**EXERCISE**
Beneath this sentence is a set of records; write each of them out exactly.

[Dataset records]
● ● ● ● ● ● ●

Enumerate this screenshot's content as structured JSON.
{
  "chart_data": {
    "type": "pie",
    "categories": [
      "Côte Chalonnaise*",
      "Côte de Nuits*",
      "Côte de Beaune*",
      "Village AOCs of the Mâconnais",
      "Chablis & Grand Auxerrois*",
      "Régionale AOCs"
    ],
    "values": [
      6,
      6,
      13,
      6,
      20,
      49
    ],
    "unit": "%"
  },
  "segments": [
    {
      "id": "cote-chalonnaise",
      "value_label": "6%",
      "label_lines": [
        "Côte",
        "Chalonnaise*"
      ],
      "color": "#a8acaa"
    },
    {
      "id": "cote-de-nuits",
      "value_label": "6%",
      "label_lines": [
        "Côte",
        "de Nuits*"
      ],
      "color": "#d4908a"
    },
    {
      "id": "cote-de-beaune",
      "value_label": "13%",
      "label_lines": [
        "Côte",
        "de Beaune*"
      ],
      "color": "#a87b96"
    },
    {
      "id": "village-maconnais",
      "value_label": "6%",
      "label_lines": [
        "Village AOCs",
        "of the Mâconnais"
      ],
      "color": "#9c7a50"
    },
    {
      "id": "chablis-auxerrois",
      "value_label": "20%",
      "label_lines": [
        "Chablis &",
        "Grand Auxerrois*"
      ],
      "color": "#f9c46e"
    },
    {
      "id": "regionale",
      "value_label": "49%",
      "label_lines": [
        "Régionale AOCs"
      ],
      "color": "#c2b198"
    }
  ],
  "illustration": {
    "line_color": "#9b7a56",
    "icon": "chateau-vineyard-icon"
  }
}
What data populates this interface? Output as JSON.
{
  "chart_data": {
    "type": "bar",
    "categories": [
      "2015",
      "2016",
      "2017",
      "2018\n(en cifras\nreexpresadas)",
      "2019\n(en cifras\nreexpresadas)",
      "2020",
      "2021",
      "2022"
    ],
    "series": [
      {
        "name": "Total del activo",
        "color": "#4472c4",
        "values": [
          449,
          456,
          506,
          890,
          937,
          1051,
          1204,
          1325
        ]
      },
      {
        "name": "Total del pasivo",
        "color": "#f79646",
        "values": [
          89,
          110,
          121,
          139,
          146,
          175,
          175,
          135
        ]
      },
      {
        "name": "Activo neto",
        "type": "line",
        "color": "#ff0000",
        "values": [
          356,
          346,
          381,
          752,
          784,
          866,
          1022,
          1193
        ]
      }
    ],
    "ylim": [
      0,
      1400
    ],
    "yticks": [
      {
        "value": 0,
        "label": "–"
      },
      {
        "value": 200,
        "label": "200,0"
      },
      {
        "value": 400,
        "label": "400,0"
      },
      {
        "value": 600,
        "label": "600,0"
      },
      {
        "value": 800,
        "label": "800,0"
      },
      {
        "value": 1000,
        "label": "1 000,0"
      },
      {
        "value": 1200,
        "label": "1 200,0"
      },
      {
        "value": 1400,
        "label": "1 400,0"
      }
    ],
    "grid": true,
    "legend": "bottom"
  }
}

● ● ● ● ● ● ●

**SOLUTION TO THIS PROBLEM**
Enumerate this screenshot's content as structured JSON.
{
  "chart_data": {
    "type": "pie",
    "categories": [
      "Côte Chalonnaise*",
      "Côte de Nuits*",
      "Côte de Beaune*",
      "Village AOCs of the Mâconnais",
      "Chablis & Grand Auxerrois*",
      "Régionale AOCs"
    ],
    "values": [
      6,
      6,
      13,
      6,
      20,
      49
    ],
    "unit": "%"
  },
  "segments": [
    {
      "id": "cote-chalonnaise",
      "value_label": "6%",
      "label_lines": [
        "Côte",
        "Chalonnaise*"
      ],
      "color": "#a8acaa"
    },
    {
      "id": "cote-de-nuits",
      "value_label": "6%",
      "label_lines": [
        "Côte",
        "de Nuits*"
      ],
      "color": "#d4908a"
    },
    {
      "id": "cote-de-beaune",
      "value_label": "13%",
      "label_lines": [
        "Côte",
        "de Beaune*"
      ],
      "color": "#a87b96"
    },
    {
      "id": "village-maconnais",
      "value_label": "6%",
      "label_lines": [
        "Village AOCs",
        "of the Mâconnais"
      ],
      "color": "#9c7a50"
    },
    {
      "id": "chablis-auxerrois",
      "value_label": "20%",
      "label_lines": [
        "Chablis &",
        "Grand Auxerrois*"
      ],
      "color": "#f9c46e"
    },
    {
      "id": "regionale",
      "value_label": "49%",
      "label_lines": [
        "Régionale AOCs"
      ],
      "color": "#c2b198"
    }
  ],
  "illustration": {
    "line_color": "#9b7a56",
    "icon": "chateau-vineyard-icon"
  }
}
What data populates this interface? Output as JSON.
{
  "chart_data": {
    "type": "bar",
    "categories": [
      "2015",
      "2016",
      "2017",
      "2018\n(en cifras\nreexpresadas)",
      "2019\n(en cifras\nreexpresadas)",
      "2020",
      "2021",
      "2022"
    ],
    "series": [
      {
        "name": "Total del activo",
        "color": "#4472c4",
        "values": [
          449,
          456,
          506,
          890,
          937,
          1051,
          1204,
          1325
        ]
      },
      {
        "name": "Total del pasivo",
        "color": "#f79646",
        "values": [
          89,
          110,
          121,
          139,
          146,
          175,
          175,
          135
        ]
      },
      {
        "name": "Activo neto",
        "type": "line",
        "color": "#ff0000",
        "values": [
          356,
          346,
          381,
          752,
          784,
          866,
          1022,
          1193
        ]
      }
    ],
    "ylim": [
      0,
      1400
    ],
    "yticks": [
      {
        "value": 0,
        "label": "–"
      },
      {
        "value": 200,
        "label": "200,0"
      },
      {
        "value": 400,
        "label": "400,0"
      },
      {
        "value": 600,
        "label": "600,0"
      },
      {
        "value": 800,
        "label": "800,0"
      },
      {
        "value": 1000,
        "label": "1 000,0"
      },
      {
        "value": 1200,
        "label": "1 200,0"
      },
      {
        "value": 1400,
        "label": "1 400,0"
      }
    ],
    "grid": true,
    "legend": "bottom"
  }
}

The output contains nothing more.